**Objective:** From the entries below, count every line that contains the word "prproj". Please give the number and nothing else.
___ Data provided
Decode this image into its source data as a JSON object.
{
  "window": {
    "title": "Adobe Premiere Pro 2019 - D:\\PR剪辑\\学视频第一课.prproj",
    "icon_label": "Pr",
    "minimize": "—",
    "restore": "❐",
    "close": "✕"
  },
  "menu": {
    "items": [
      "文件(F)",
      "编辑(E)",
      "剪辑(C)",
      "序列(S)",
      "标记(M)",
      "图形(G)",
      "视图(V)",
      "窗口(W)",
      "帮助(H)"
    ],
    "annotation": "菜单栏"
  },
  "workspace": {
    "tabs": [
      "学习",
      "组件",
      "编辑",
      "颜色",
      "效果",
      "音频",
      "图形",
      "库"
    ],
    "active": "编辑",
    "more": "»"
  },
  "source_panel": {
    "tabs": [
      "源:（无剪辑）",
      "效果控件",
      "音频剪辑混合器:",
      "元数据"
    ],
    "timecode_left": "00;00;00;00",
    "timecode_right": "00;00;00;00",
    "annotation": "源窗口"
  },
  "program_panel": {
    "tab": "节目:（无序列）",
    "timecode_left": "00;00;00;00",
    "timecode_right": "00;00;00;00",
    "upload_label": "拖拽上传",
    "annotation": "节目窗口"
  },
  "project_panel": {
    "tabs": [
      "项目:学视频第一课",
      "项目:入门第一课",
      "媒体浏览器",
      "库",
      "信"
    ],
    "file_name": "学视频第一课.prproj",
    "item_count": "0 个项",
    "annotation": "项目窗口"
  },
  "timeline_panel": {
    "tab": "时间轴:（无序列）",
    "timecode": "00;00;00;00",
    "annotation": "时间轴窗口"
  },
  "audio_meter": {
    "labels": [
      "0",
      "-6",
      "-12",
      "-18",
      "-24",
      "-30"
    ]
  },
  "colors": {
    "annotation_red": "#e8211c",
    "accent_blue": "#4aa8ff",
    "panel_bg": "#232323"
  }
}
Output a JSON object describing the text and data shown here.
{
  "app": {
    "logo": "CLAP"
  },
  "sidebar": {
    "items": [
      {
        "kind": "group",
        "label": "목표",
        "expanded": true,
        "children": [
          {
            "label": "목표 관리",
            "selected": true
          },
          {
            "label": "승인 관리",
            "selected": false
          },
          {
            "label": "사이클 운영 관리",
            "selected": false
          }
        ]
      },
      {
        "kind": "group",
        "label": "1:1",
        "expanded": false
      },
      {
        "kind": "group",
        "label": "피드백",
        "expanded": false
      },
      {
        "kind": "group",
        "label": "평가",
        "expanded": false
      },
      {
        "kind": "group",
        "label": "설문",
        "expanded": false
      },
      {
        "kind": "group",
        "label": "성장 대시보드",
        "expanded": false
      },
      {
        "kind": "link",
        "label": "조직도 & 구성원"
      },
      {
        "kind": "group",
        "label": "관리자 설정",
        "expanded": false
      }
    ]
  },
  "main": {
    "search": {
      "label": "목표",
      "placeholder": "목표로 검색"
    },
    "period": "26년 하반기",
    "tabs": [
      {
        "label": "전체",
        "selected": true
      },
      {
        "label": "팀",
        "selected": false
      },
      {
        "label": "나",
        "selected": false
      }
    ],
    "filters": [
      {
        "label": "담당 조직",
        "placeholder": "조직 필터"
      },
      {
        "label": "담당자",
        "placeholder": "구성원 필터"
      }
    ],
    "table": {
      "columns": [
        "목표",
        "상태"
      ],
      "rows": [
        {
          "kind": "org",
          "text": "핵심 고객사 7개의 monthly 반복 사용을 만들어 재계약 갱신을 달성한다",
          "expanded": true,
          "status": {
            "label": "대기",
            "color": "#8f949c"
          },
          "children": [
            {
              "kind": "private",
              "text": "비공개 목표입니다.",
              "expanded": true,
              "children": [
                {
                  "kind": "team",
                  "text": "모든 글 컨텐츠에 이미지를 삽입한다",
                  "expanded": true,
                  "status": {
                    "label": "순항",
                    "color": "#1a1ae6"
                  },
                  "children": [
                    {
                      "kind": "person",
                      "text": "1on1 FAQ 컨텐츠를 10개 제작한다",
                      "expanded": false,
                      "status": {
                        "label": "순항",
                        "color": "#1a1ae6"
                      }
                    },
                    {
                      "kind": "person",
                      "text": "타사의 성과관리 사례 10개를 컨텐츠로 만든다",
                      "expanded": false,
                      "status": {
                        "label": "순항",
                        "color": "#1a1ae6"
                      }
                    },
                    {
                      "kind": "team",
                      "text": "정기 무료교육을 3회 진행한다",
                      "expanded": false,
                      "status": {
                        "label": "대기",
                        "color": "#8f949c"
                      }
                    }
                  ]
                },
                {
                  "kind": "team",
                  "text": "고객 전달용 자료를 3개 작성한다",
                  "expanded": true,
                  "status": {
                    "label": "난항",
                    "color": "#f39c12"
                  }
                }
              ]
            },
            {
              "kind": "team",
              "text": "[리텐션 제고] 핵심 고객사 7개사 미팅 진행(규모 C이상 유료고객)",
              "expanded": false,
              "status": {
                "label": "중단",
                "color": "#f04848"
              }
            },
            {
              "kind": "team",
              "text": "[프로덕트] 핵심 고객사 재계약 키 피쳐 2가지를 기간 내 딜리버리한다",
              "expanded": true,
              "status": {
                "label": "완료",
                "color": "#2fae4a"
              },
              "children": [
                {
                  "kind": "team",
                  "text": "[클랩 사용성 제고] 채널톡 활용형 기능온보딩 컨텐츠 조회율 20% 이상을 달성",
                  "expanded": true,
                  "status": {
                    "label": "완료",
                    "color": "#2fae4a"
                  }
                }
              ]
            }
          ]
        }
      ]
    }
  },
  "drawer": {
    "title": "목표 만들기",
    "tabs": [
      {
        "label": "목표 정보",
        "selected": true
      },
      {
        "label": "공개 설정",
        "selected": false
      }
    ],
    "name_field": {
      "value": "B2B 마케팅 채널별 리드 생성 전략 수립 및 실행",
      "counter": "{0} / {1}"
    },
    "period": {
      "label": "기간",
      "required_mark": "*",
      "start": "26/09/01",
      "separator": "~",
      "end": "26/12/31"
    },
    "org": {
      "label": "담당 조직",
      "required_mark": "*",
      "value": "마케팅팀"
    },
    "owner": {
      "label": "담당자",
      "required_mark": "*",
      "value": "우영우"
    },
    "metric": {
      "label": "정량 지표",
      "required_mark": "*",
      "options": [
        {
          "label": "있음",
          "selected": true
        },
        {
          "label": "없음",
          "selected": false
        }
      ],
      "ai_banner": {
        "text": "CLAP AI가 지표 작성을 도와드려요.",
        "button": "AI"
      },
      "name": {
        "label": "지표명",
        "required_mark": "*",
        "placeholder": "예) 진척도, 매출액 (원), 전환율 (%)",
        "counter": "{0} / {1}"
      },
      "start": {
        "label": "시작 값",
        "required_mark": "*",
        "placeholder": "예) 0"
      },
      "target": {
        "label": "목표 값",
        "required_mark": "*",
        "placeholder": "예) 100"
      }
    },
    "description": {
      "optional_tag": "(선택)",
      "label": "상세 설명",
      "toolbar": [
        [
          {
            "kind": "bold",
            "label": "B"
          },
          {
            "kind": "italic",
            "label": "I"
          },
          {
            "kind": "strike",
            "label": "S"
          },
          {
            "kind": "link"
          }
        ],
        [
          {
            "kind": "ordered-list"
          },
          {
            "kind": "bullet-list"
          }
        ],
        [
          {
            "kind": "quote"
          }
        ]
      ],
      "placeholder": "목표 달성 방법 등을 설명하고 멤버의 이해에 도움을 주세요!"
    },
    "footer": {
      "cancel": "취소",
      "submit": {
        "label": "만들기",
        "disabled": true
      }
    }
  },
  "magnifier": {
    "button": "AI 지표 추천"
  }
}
______
**Task output:** 2